[MATERIAL FOR THE TASK]:

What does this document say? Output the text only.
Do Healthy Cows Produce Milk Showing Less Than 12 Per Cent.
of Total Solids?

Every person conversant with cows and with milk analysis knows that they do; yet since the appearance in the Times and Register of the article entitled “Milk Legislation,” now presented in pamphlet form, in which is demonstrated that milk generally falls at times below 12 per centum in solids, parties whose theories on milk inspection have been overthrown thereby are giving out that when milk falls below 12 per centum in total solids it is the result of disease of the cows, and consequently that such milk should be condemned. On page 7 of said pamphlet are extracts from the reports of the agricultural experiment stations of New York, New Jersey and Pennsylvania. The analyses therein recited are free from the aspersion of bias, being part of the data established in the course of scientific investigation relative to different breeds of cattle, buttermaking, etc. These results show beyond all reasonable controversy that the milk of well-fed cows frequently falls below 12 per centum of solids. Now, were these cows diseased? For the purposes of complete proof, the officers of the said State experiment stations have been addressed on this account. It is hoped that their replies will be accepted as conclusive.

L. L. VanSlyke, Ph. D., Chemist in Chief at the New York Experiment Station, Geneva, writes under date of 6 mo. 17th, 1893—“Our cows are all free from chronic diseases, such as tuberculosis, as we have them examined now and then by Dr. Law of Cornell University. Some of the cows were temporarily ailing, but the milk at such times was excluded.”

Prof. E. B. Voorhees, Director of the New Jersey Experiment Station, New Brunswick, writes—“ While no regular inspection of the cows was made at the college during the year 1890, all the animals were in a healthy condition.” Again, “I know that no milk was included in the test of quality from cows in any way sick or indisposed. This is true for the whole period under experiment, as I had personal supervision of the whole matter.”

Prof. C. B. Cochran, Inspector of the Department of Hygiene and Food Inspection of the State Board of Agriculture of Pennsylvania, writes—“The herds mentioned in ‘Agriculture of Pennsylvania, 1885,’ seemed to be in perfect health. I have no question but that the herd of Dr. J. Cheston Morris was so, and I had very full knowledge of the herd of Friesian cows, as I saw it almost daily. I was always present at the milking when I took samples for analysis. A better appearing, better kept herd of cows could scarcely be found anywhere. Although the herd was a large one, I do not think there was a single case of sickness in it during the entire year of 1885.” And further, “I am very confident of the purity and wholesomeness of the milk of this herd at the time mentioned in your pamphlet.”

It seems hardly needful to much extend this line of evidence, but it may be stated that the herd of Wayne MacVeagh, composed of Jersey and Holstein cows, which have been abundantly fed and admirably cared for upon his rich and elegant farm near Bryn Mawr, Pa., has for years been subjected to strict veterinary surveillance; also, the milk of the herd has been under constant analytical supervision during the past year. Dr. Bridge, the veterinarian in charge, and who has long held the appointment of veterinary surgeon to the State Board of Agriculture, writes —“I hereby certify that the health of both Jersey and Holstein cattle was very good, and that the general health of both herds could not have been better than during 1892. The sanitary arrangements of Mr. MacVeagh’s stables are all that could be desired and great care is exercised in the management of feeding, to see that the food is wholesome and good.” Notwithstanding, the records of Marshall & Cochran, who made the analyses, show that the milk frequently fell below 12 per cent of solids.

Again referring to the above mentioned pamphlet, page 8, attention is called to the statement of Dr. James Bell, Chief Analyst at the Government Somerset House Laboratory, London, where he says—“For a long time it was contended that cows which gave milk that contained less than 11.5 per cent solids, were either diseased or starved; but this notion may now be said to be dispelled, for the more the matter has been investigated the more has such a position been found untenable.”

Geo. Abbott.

[TASK DETAILS]: Write out the full set of records exactly as given.

[OUTPUT BELOW]:
What does this document say? Output the text only.
Do Healthy Cows Produce Milk Showing Less Than 12 Per Cent.
of Total Solids?

Every person conversant with cows and with milk analysis knows that they do; yet since the appearance in the Times and Register of the article entitled “Milk Legislation,” now presented in pamphlet form, in which is demonstrated that milk generally falls at times below 12 per centum in solids, parties whose theories on milk inspection have been overthrown thereby are giving out that when milk falls below 12 per centum in total solids it is the result of disease of the cows, and consequently that such milk should be condemned. On page 7 of said pamphlet are extracts from the reports of the agricultural experiment stations of New York, New Jersey and Pennsylvania. The analyses therein recited are free from the aspersion of bias, being part of the data established in the course of scientific investigation relative to different breeds of cattle, buttermaking, etc. These results show beyond all reasonable controversy that the milk of well-fed cows frequently falls below 12 per centum of solids. Now, were these cows diseased? For the purposes of complete proof, the officers of the said State experiment stations have been addressed on this account. It is hoped that their replies will be accepted as conclusive.

L. L. VanSlyke, Ph. D., Chemist in Chief at the New York Experiment Station, Geneva, writes under date of 6 mo. 17th, 1893—“Our cows are all free from chronic diseases, such as tuberculosis, as we have them examined now and then by Dr. Law of Cornell University. Some of the cows were temporarily ailing, but the milk at such times was excluded.”

Prof. E. B. Voorhees, Director of the New Jersey Experiment Station, New Brunswick, writes—“ While no regular inspection of the cows was made at the college during the year 1890, all the animals were in a healthy condition.” Again, “I know that no milk was included in the test of quality from cows in any way sick or indisposed. This is true for the whole period under experiment, as I had personal supervision of the whole matter.”

Prof. C. B. Cochran, Inspector of the Department of Hygiene and Food Inspection of the State Board of Agriculture of Pennsylvania, writes—“The herds mentioned in ‘Agriculture of Pennsylvania, 1885,’ seemed to be in perfect health. I have no question but that the herd of Dr. J. Cheston Morris was so, and I had very full knowledge of the herd of Friesian cows, as I saw it almost daily. I was always present at the milking when I took samples for analysis. A better appearing, better kept herd of cows could scarcely be found anywhere. Although the herd was a large one, I do not think there was a single case of sickness in it during the entire year of 1885.” And further, “I am very confident of the purity and wholesomeness of the milk of this herd at the time mentioned in your pamphlet.”

It seems hardly needful to much extend this line of evidence, but it may be stated that the herd of Wayne MacVeagh, composed of Jersey and Holstein cows, which have been abundantly fed and admirably cared for upon his rich and elegant farm near Bryn Mawr, Pa., has for years been subjected to strict veterinary surveillance; also, the milk of the herd has been under constant analytical supervision during the past year. Dr. Bridge, the veterinarian in charge, and who has long held the appointment of veterinary surgeon to the State Board of Agriculture, writes —“I hereby certify that the health of both Jersey and Holstein cattle was very good, and that the general health of both herds could not have been better than during 1892. The sanitary arrangements of Mr. MacVeagh’s stables are all that could be desired and great care is exercised in the management of feeding, to see that the food is wholesome and good.” Notwithstanding, the records of Marshall & Cochran, who made the analyses, show that the milk frequently fell below 12 per cent of solids.

Again referring to the above mentioned pamphlet, page 8, attention is called to the statement of Dr. James Bell, Chief Analyst at the Government Somerset House Laboratory, London, where he says—“For a long time it was contended that cows which gave milk that contained less than 11.5 per cent solids, were either diseased or starved; but this notion may now be said to be dispelled, for the more the matter has been investigated the more has such a position been found untenable.”

Geo. Abbott.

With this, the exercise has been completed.